Prompt: Copy each line exactly. Drop every picture.
— Start of Data shown —
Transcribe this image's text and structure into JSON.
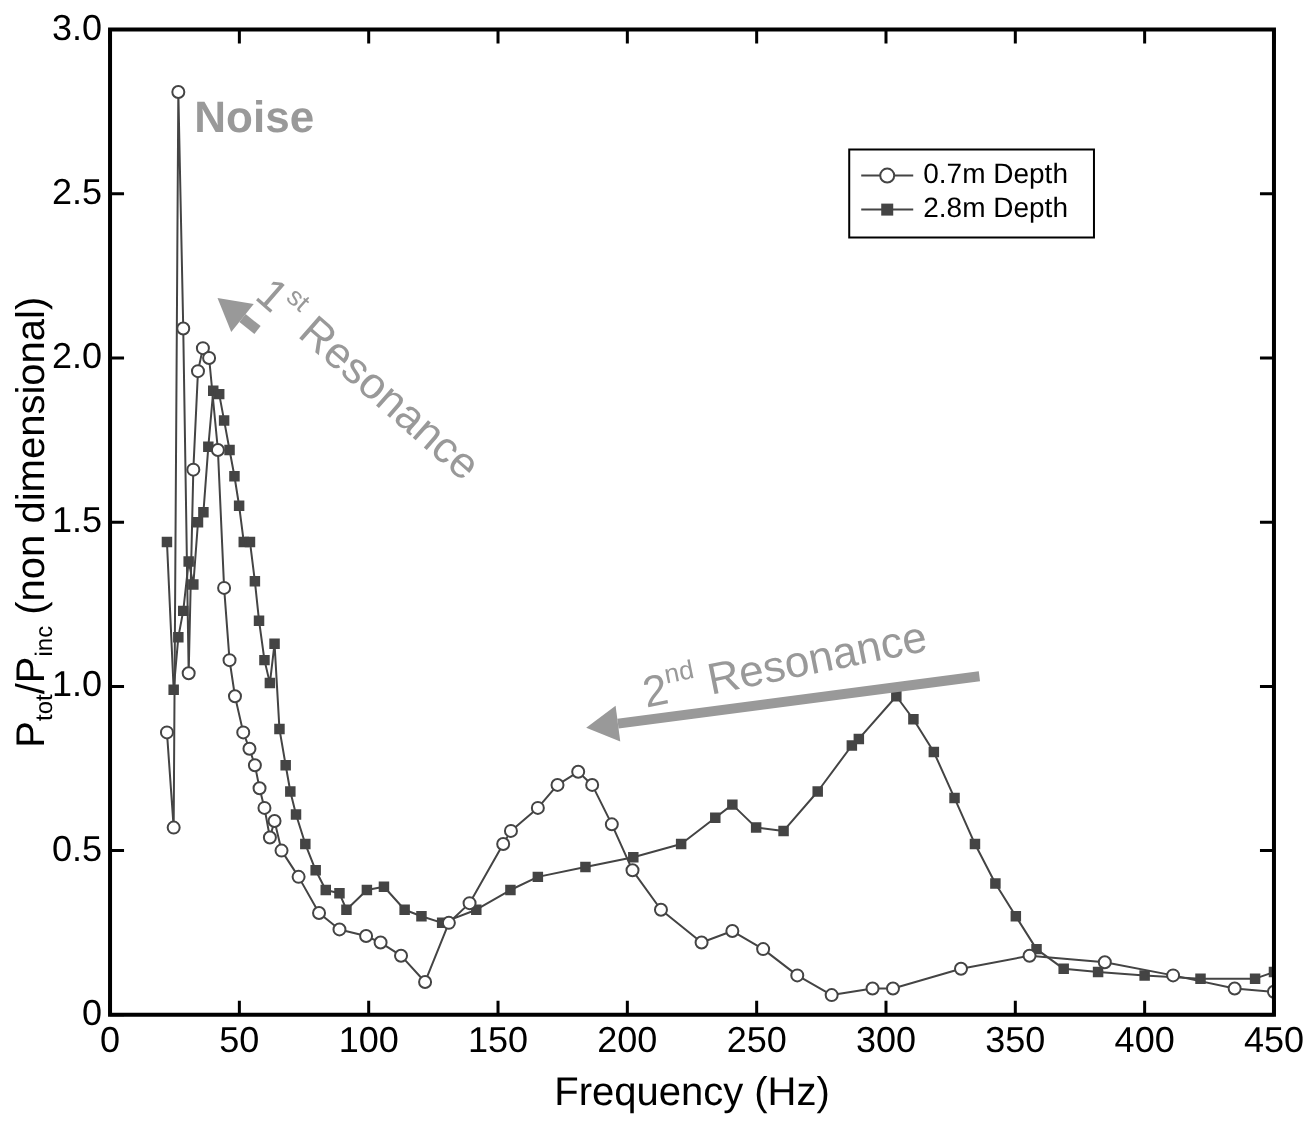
{
  "chart_data": {
    "type": "line",
    "xlabel": "Frequency (Hz)",
    "ylabel": "P$_{tot}$/P$_{inc}$ (non dimensional)",
    "xlim": [
      0,
      450
    ],
    "xticks": [
      0,
      50,
      100,
      150,
      200,
      250,
      300,
      350,
      400,
      450
    ],
    "ylim": [
      0,
      3
    ],
    "yticks": [
      0,
      0.5,
      {
        "value": 1,
        "label": "1.0"
      },
      1.5,
      {
        "value": 2,
        "label": "2.0"
      },
      2.5,
      {
        "value": 3,
        "label": "3.0"
      }
    ],
    "grid": false,
    "legend": "top right",
    "annotations": [
      {
        "text": "Noise",
        "x": 26.4,
        "y": 2.81
      },
      {
        "text": "1$^{st}$ Resonance",
        "x": 40,
        "y": 2.0
      },
      {
        "text": "2$^{nd}$ Resonance",
        "x": 181,
        "y": 0.74
      }
    ],
    "series": [
      {
        "name": "0.7m Depth",
        "color": "#444444",
        "marker": "circle",
        "x": [
          22,
          24.6,
          26.4,
          28.3,
          30.4,
          32.2,
          34,
          35.9,
          38.3,
          41.7,
          44.1,
          46.2,
          48.3,
          51.5,
          53.9,
          56,
          57.8,
          59.7,
          61.8,
          63.6,
          66.3,
          72.9,
          80.8,
          88.7,
          99,
          104.6,
          112.5,
          121.8,
          131,
          139,
          152,
          155,
          165.4,
          173,
          181,
          186.4,
          194,
          202,
          213,
          228.7,
          240.6,
          252.5,
          265.7,
          279,
          294.8,
          302.7,
          329,
          355.5,
          384.6,
          411,
          434.8,
          450
        ],
        "values": [
          0.86,
          0.57,
          2.81,
          2.09,
          1.04,
          1.66,
          1.96,
          2.03,
          2.0,
          1.72,
          1.3,
          1.08,
          0.97,
          0.86,
          0.81,
          0.76,
          0.69,
          0.63,
          0.54,
          0.59,
          0.5,
          0.42,
          0.31,
          0.26,
          0.24,
          0.22,
          0.18,
          0.1,
          0.28,
          0.34,
          0.52,
          0.56,
          0.63,
          0.7,
          0.74,
          0.7,
          0.58,
          0.44,
          0.32,
          0.22,
          0.255,
          0.2,
          0.12,
          0.06,
          0.08,
          0.08,
          0.14,
          0.18,
          0.16,
          0.12,
          0.08,
          0.07
        ]
      },
      {
        "name": "2.8m Depth",
        "color": "#444444",
        "marker": "square",
        "x": [
          22,
          24.6,
          26.4,
          28.3,
          30.4,
          32.2,
          34,
          36.1,
          38,
          39.9,
          42.2,
          44.1,
          46.2,
          48.1,
          49.9,
          51.7,
          54.1,
          56,
          57.6,
          59.7,
          61.8,
          63.6,
          65.5,
          67.9,
          69.7,
          71.9,
          75.5,
          79.5,
          83.4,
          88.7,
          91.4,
          99.3,
          105.9,
          113.9,
          120.4,
          128.4,
          141.6,
          154.8,
          165.4,
          183.8,
          202.3,
          220.8,
          234,
          240.6,
          249.8,
          260.4,
          273.6,
          286.8,
          289.5,
          304,
          310.6,
          318.5,
          326.5,
          334.4,
          342.3,
          350.2,
          358.2,
          368.7,
          382,
          400,
          421.6,
          442.7,
          450
        ],
        "values": [
          1.44,
          0.99,
          1.15,
          1.23,
          1.38,
          1.31,
          1.5,
          1.53,
          1.73,
          1.9,
          1.89,
          1.81,
          1.72,
          1.64,
          1.55,
          1.44,
          1.44,
          1.32,
          1.2,
          1.08,
          1.01,
          1.13,
          0.87,
          0.76,
          0.68,
          0.61,
          0.52,
          0.44,
          0.38,
          0.37,
          0.32,
          0.38,
          0.39,
          0.32,
          0.3,
          0.28,
          0.32,
          0.38,
          0.42,
          0.45,
          0.48,
          0.52,
          0.6,
          0.64,
          0.57,
          0.56,
          0.68,
          0.82,
          0.84,
          0.97,
          0.9,
          0.8,
          0.66,
          0.52,
          0.4,
          0.3,
          0.2,
          0.14,
          0.13,
          0.12,
          0.11,
          0.11,
          0.13
        ]
      }
    ]
  }
}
— End of Data shown —
Complete output:
Transcribe this image's text and structure into JSON.
{
  "chart_data": {
    "type": "line",
    "xlabel": "Frequency (Hz)",
    "ylabel": "P$_{tot}$/P$_{inc}$ (non dimensional)",
    "xlim": [
      0,
      450
    ],
    "xticks": [
      0,
      50,
      100,
      150,
      200,
      250,
      300,
      350,
      400,
      450
    ],
    "ylim": [
      0,
      3
    ],
    "yticks": [
      0,
      0.5,
      {
        "value": 1,
        "label": "1.0"
      },
      1.5,
      {
        "value": 2,
        "label": "2.0"
      },
      2.5,
      {
        "value": 3,
        "label": "3.0"
      }
    ],
    "grid": false,
    "legend": "top right",
    "annotations": [
      {
        "text": "Noise",
        "x": 26.4,
        "y": 2.81
      },
      {
        "text": "1$^{st}$ Resonance",
        "x": 40,
        "y": 2.0
      },
      {
        "text": "2$^{nd}$ Resonance",
        "x": 181,
        "y": 0.74
      }
    ],
    "series": [
      {
        "name": "0.7m Depth",
        "color": "#444444",
        "marker": "circle",
        "x": [
          22,
          24.6,
          26.4,
          28.3,
          30.4,
          32.2,
          34,
          35.9,
          38.3,
          41.7,
          44.1,
          46.2,
          48.3,
          51.5,
          53.9,
          56,
          57.8,
          59.7,
          61.8,
          63.6,
          66.3,
          72.9,
          80.8,
          88.7,
          99,
          104.6,
          112.5,
          121.8,
          131,
          139,
          152,
          155,
          165.4,
          173,
          181,
          186.4,
          194,
          202,
          213,
          228.7,
          240.6,
          252.5,
          265.7,
          279,
          294.8,
          302.7,
          329,
          355.5,
          384.6,
          411,
          434.8,
          450
        ],
        "values": [
          0.86,
          0.57,
          2.81,
          2.09,
          1.04,
          1.66,
          1.96,
          2.03,
          2.0,
          1.72,
          1.3,
          1.08,
          0.97,
          0.86,
          0.81,
          0.76,
          0.69,
          0.63,
          0.54,
          0.59,
          0.5,
          0.42,
          0.31,
          0.26,
          0.24,
          0.22,
          0.18,
          0.1,
          0.28,
          0.34,
          0.52,
          0.56,
          0.63,
          0.7,
          0.74,
          0.7,
          0.58,
          0.44,
          0.32,
          0.22,
          0.255,
          0.2,
          0.12,
          0.06,
          0.08,
          0.08,
          0.14,
          0.18,
          0.16,
          0.12,
          0.08,
          0.07
        ]
      },
      {
        "name": "2.8m Depth",
        "color": "#444444",
        "marker": "square",
        "x": [
          22,
          24.6,
          26.4,
          28.3,
          30.4,
          32.2,
          34,
          36.1,
          38,
          39.9,
          42.2,
          44.1,
          46.2,
          48.1,
          49.9,
          51.7,
          54.1,
          56,
          57.6,
          59.7,
          61.8,
          63.6,
          65.5,
          67.9,
          69.7,
          71.9,
          75.5,
          79.5,
          83.4,
          88.7,
          91.4,
          99.3,
          105.9,
          113.9,
          120.4,
          128.4,
          141.6,
          154.8,
          165.4,
          183.8,
          202.3,
          220.8,
          234,
          240.6,
          249.8,
          260.4,
          273.6,
          286.8,
          289.5,
          304,
          310.6,
          318.5,
          326.5,
          334.4,
          342.3,
          350.2,
          358.2,
          368.7,
          382,
          400,
          421.6,
          442.7,
          450
        ],
        "values": [
          1.44,
          0.99,
          1.15,
          1.23,
          1.38,
          1.31,
          1.5,
          1.53,
          1.73,
          1.9,
          1.89,
          1.81,
          1.72,
          1.64,
          1.55,
          1.44,
          1.44,
          1.32,
          1.2,
          1.08,
          1.01,
          1.13,
          0.87,
          0.76,
          0.68,
          0.61,
          0.52,
          0.44,
          0.38,
          0.37,
          0.32,
          0.38,
          0.39,
          0.32,
          0.3,
          0.28,
          0.32,
          0.38,
          0.42,
          0.45,
          0.48,
          0.52,
          0.6,
          0.64,
          0.57,
          0.56,
          0.68,
          0.82,
          0.84,
          0.97,
          0.9,
          0.8,
          0.66,
          0.52,
          0.4,
          0.3,
          0.2,
          0.14,
          0.13,
          0.12,
          0.11,
          0.11,
          0.13
        ]
      }
    ]
  }
}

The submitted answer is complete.